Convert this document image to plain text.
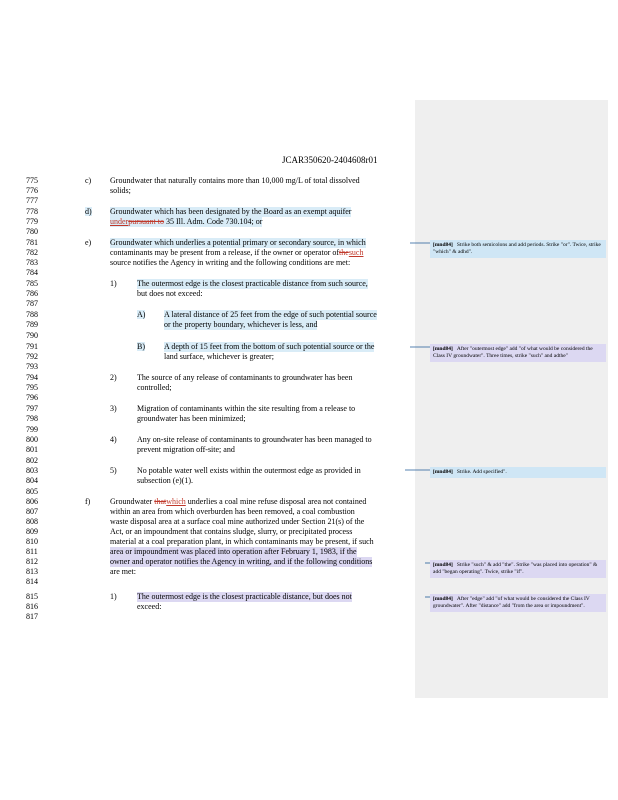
JCAR350620-2404608r01
775
776
777
778
779
780
781
782
783
784
785
786
787
788
789
790
791
792
793
794
795
796
797
798
799
800
801
802
803
804
805
806
807
808
809
810
811
812
813
814
815
816
817
c) Groundwater that naturally contains more than 10,000 mg/L of total dissolved
solids;
d) Groundwater which has been designated by the Board as an exempt aquifer
underpursuant to 35 Ill. Adm. Code 730.104; or
e) Groundwater which underlies a potential primary or secondary source, in which
contaminants may be present from a release, if the owner or operator ofthesuch
source notifies the Agency in writing and the following conditions are met:
1)	The outermost edge is the closest practicable distance from such source,
but does not exceed:
A) A lateral distance of 25 feet from the edge of such potential source
or the property boundary, whichever is less, and
B) A depth of 15 feet from the bottom of such potential source or the
land surface, whichever is greater;
2)	The source of any release of contaminants to groundwater has been
controlled;
3)	Migration of contaminants within the site resulting from a release to
groundwater has been minimized;
4)	Any on-site release of contaminants to groundwater has been managed to
prevent migration off-site; and
5)	No potable water well exists within the outermost edge as provided in
subsection (e)(1).
f) Groundwater thatwhich underlies a coal mine refuse disposal area not contained
within an area from which overburden has been removed, a coal combustion
waste disposal area at a surface coal mine authorized under Section 21(s) of the
Act, or an impoundment that contains sludge, slurry, or precipitated process
material at a coal preparation plant, in which contaminants may be present, if such
area or impoundment was placed into operation after February 1, 1983, if the
owner and operator notifies the Agency in writing, and if the following conditions
are met:
1)	The outermost edge is the closest practicable distance, but does not
exceed:
[mnd84] Strike both semicolons and add periods. Strike "or". Twice, strike "which" & adhd".
[mnd84] After "outermost edge" add "of what would be considered the Class IV groundwater". Three times, strike "such" and adthe"
[mnd84] Strike. Add specified".
[mnd84] Strike "such" & add "the". Strike "was placed into operation" & add "began operating". Twice, strike "if".
[mnd84] After "edge" add "of what would be considered the Class IV groundwater". After "distance" add "from the area or impoundment".
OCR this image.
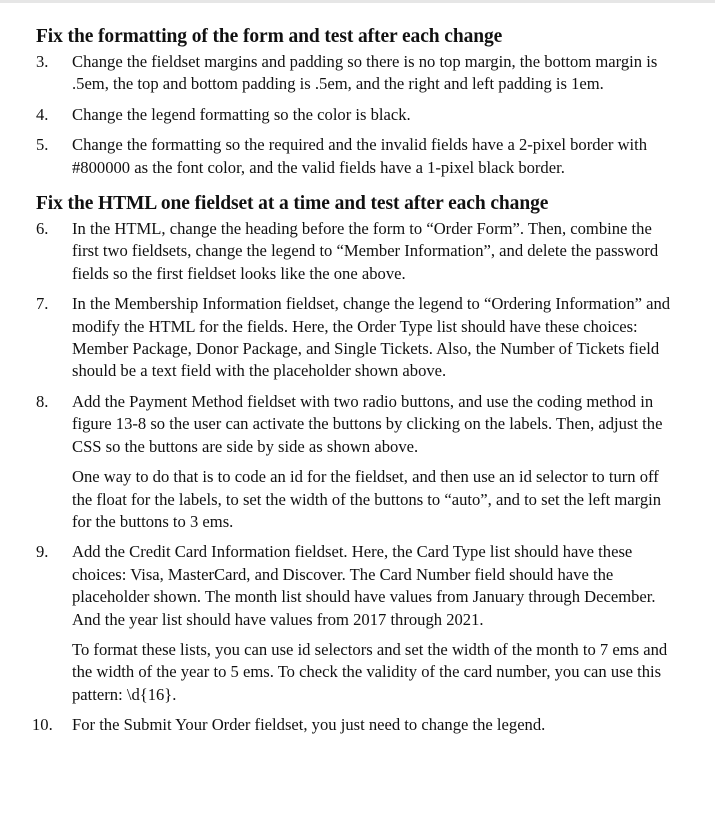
Fix the formatting of the form and test after each change
3.	Change the fieldset margins and padding so there is no top margin, the bottom margin is .5em, the top and bottom padding is .5em, and the right and left padding is 1em.

4.	Change the legend formatting so the color is black.

5.	Change the formatting so the required and the invalid fields have a 2-pixel border with #800000 as the font color, and the valid fields have a 1-pixel black border.

Fix the HTML one fieldset at a time and test after each change
6.	In the HTML, change the heading before the form to “Order Form”. Then, combine the first two fieldsets, change the legend to “Member Information”, and delete the password fields so the first fieldset looks like the one above.

7.	In the Membership Information fieldset, change the legend to “Ordering Information” and modify the HTML for the fields. Here, the Order Type list should have these choices: Member Package, Donor Package, and Single Tickets. Also, the Number of Tickets field should be a text field with the placeholder shown above.

8.	Add the Payment Method fieldset with two radio buttons, and use the coding method in figure 13-8 so the user can activate the buttons by clicking on the labels. Then, adjust the CSS so the buttons are side by side as shown above.

One way to do that is to code an id for the fieldset, and then use an id selector to turn off the float for the labels, to set the width of the buttons to “auto”, and to set the left margin for the buttons to 3 ems.

9.	Add the Credit Card Information fieldset. Here, the Card Type list should have these choices: Visa, MasterCard, and Discover. The Card Number field should have the placeholder shown. The month list should have values from January through December. And the year list should have values from 2017 through 2021.

To format these lists, you can use id selectors and set the width of the month to 7 ems and the width of the year to 5 ems. To check the validity of the card number, you can use this pattern: \d{16}.

10.	For the Submit Your Order fieldset, you just need to change the legend.
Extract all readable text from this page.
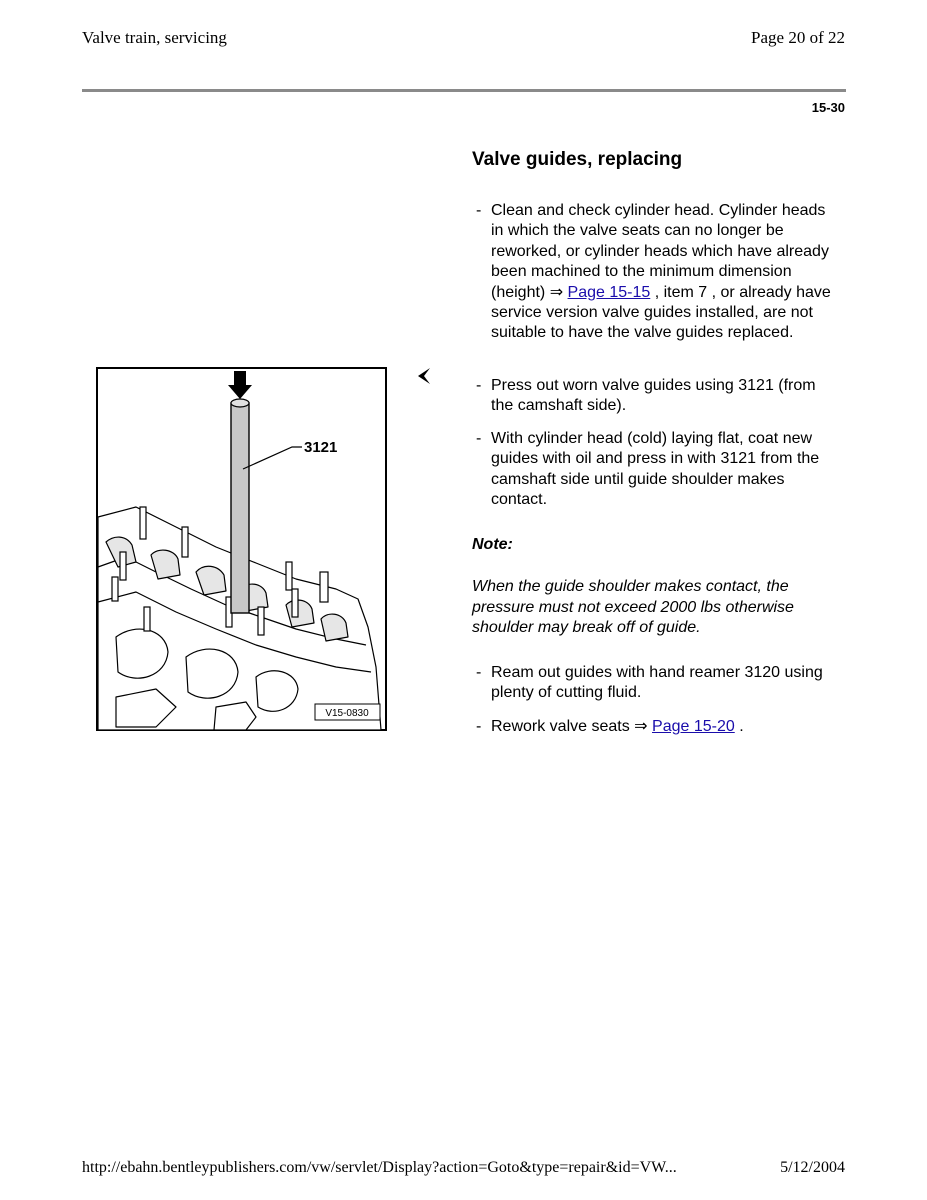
Valve train, servicing	Page 20 of 22
15-30
Valve guides, replacing
- Clean and check cylinder head. Cylinder heads
in which the valve seats can no longer be
reworked, or cylinder heads which have already
been machined to the minimum dimension
(height) ⇒ Page 15-15 , item 7 , or already have
service version valve guides installed, are not
suitable to have the valve guides replaced.
- Press out worn valve guides using 3121 (from
the camshaft side).
- With cylinder head (cold) laying flat, coat new
guides with oil and press in with 3121 from the
camshaft side until guide shoulder makes
contact.
Note:
When the guide shoulder makes contact, the
pressure must not exceed 2000 lbs otherwise
shoulder may break off of guide.
- Ream out guides with hand reamer 3120 using
plenty of cutting fluid.
- Rework valve seats ⇒ Page 15-20 .
3121
V15-0830
http://ebahn.bentleypublishers.com/vw/servlet/Display?action=Goto&type=repair&id=VW...	5/12/2004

YOUR GOAL: Search the data above for the word "operator", then gather each line in which it appears.

EXERCISE ANSWER:
contaminants may be present from a release, if the owner or operator ofthesuch
owner and operator notifies the Agency in writing, and if the following conditions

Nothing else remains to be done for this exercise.